DATA FOR THIS TASK:
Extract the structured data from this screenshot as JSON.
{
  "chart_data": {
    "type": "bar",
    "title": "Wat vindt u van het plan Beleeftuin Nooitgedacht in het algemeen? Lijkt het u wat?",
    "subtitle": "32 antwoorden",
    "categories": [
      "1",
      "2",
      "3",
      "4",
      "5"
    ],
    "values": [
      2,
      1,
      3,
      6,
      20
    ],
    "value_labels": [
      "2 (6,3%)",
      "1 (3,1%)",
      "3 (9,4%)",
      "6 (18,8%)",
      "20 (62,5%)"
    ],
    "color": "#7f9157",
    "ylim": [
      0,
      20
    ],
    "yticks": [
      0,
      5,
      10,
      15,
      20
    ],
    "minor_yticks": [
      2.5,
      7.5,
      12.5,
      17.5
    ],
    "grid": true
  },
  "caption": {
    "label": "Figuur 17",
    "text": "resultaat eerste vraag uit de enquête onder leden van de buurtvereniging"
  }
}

EXERCISE AIM: The whole listing above needs to be written out again exactly.

TASK OUTPUT:
Extract the structured data from this screenshot as JSON.
{
  "chart_data": {
    "type": "bar",
    "title": "Wat vindt u van het plan Beleeftuin Nooitgedacht in het algemeen? Lijkt het u wat?",
    "subtitle": "32 antwoorden",
    "categories": [
      "1",
      "2",
      "3",
      "4",
      "5"
    ],
    "values": [
      2,
      1,
      3,
      6,
      20
    ],
    "value_labels": [
      "2 (6,3%)",
      "1 (3,1%)",
      "3 (9,4%)",
      "6 (18,8%)",
      "20 (62,5%)"
    ],
    "color": "#7f9157",
    "ylim": [
      0,
      20
    ],
    "yticks": [
      0,
      5,
      10,
      15,
      20
    ],
    "minor_yticks": [
      2.5,
      7.5,
      12.5,
      17.5
    ],
    "grid": true
  },
  "caption": {
    "label": "Figuur 17",
    "text": "resultaat eerste vraag uit de enquête onder leden van de buurtvereniging"
  }
}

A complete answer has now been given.